- [WHAT TO PRODUCE]
Show, in full, each line of the data that contains "Valley".

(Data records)
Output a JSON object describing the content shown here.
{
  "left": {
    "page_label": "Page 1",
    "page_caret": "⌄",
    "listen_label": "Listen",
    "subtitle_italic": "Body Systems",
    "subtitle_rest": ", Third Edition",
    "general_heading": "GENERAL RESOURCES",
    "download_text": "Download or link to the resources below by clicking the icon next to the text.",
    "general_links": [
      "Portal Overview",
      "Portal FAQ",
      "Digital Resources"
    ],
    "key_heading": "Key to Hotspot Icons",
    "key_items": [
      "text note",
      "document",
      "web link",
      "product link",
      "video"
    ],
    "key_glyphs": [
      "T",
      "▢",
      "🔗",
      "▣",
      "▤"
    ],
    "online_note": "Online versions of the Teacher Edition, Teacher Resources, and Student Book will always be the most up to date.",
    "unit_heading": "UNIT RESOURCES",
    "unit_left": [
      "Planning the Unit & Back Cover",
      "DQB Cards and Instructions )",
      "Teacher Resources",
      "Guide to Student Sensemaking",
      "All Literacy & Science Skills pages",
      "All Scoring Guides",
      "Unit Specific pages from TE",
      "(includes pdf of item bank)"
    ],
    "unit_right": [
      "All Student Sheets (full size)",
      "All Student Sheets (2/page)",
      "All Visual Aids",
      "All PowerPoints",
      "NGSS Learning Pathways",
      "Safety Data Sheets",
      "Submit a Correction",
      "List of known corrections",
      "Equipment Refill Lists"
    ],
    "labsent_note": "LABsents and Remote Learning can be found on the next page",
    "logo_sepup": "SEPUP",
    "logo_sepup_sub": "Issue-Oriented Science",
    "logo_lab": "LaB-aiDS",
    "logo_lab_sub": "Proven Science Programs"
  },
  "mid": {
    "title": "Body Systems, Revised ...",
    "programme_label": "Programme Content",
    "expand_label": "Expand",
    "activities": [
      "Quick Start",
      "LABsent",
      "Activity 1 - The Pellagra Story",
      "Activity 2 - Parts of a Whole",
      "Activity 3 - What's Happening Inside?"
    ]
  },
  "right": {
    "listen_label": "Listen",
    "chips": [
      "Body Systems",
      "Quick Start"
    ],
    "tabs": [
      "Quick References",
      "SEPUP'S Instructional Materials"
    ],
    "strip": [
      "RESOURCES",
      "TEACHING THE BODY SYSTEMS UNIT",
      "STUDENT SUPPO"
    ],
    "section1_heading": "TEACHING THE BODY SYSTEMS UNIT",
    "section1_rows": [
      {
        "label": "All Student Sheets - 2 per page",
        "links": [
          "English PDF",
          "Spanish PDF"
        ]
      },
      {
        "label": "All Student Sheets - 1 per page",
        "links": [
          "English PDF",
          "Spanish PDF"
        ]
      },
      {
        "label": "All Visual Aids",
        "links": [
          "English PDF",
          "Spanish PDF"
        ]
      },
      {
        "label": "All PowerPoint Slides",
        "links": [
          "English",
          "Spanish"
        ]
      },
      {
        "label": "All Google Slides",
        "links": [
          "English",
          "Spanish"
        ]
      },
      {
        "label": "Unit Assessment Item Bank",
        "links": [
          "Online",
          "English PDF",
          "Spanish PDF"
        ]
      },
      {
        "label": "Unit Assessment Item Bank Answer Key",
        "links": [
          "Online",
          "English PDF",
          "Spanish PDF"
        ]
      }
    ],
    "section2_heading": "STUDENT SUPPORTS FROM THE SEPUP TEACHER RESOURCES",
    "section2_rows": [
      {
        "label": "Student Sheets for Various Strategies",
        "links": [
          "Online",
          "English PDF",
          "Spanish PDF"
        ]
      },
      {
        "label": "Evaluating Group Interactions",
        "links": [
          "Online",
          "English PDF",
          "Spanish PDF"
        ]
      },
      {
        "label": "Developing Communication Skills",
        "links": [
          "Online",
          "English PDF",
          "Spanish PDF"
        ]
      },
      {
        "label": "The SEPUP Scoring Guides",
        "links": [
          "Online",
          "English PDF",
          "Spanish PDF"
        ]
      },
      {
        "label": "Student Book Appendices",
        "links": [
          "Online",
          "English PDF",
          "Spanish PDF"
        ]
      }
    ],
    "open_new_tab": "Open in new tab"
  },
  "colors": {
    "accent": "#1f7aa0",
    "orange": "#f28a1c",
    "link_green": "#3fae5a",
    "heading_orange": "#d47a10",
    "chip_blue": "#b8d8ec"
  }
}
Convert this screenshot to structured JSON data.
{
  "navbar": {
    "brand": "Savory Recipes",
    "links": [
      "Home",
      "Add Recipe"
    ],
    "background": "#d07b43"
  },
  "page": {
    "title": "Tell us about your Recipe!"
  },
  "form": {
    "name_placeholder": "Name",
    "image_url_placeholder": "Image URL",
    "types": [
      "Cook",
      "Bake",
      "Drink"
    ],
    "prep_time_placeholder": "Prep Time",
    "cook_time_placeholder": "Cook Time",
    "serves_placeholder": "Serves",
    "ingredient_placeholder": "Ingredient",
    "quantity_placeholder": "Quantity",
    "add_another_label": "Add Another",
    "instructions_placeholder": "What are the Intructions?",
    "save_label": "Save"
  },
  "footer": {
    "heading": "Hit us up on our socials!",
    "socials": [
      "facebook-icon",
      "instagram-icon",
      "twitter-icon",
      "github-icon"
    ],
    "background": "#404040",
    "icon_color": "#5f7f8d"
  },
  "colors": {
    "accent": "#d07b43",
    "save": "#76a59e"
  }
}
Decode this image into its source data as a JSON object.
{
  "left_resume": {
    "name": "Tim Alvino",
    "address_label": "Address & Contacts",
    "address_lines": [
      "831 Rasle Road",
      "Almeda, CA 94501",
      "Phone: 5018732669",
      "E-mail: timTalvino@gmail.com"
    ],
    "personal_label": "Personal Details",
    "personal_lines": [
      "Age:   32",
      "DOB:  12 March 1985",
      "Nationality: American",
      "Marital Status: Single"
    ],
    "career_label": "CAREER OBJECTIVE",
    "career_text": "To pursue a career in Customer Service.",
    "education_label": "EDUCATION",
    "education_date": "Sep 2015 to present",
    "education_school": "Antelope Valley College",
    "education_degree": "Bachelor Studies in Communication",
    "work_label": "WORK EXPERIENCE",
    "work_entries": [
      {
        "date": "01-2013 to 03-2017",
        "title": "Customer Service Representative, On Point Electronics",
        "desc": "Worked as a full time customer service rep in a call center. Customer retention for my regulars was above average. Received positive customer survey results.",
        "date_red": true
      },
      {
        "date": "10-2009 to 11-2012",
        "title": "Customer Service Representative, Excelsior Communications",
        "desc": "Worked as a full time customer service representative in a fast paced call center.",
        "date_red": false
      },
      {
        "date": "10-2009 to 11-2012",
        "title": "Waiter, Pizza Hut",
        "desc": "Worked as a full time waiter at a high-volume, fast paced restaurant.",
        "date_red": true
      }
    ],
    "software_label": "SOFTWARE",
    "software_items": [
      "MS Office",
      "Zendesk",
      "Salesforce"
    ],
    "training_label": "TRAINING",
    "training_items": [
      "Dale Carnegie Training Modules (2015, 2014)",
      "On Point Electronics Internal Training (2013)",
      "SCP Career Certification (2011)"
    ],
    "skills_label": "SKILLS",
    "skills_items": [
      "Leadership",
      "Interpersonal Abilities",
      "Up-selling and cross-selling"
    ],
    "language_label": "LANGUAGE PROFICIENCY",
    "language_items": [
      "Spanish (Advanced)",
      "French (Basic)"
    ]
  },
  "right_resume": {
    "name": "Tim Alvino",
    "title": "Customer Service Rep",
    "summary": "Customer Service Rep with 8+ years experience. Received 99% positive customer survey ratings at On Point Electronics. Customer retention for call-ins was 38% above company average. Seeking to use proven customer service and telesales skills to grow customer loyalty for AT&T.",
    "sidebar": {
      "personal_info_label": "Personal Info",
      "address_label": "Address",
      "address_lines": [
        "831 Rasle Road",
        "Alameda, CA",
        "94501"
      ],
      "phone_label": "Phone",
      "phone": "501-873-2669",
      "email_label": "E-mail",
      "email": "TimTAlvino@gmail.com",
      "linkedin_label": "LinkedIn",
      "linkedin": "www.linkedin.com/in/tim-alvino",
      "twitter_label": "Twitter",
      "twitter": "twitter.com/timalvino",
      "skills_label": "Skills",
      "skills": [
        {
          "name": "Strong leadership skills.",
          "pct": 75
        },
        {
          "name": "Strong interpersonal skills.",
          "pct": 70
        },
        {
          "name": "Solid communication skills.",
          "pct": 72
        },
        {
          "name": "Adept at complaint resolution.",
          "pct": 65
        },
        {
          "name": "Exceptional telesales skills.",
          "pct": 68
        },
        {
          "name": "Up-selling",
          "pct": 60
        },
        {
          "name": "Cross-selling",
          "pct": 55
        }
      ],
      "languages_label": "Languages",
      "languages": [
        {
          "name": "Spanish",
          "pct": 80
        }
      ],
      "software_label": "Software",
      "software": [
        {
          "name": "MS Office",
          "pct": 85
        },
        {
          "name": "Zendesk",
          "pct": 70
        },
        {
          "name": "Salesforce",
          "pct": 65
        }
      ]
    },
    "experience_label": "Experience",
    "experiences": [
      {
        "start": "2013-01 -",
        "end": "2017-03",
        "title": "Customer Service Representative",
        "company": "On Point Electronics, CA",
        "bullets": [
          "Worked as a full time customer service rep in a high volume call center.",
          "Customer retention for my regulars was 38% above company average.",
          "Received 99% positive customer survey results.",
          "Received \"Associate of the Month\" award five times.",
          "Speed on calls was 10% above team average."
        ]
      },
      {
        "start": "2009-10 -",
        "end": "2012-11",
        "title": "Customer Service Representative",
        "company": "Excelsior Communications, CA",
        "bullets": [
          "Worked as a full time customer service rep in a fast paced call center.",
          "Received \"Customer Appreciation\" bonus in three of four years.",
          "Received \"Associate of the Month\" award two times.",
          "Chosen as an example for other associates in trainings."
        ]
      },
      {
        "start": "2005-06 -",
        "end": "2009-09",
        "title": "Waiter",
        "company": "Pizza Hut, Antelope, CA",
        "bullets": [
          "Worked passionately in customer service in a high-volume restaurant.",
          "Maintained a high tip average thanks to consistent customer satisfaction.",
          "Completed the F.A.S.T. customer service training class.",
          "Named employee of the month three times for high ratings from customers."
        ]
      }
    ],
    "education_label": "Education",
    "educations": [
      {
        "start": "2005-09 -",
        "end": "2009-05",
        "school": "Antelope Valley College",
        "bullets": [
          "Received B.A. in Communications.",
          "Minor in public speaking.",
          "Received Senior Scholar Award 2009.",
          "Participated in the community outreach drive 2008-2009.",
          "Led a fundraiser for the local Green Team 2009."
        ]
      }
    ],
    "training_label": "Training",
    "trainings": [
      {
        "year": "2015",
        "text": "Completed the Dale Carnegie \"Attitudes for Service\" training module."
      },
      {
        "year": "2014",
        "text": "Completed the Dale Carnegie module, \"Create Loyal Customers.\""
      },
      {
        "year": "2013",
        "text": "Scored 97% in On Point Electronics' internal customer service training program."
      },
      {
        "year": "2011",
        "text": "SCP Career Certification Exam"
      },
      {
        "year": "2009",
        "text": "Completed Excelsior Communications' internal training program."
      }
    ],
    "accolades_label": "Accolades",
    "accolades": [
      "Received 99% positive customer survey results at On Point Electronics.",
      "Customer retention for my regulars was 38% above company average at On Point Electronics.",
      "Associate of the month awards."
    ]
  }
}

- [ANSWER TO THE TASK]
    "education_school": "Antelope Valley College",
        "school": "Antelope Valley College",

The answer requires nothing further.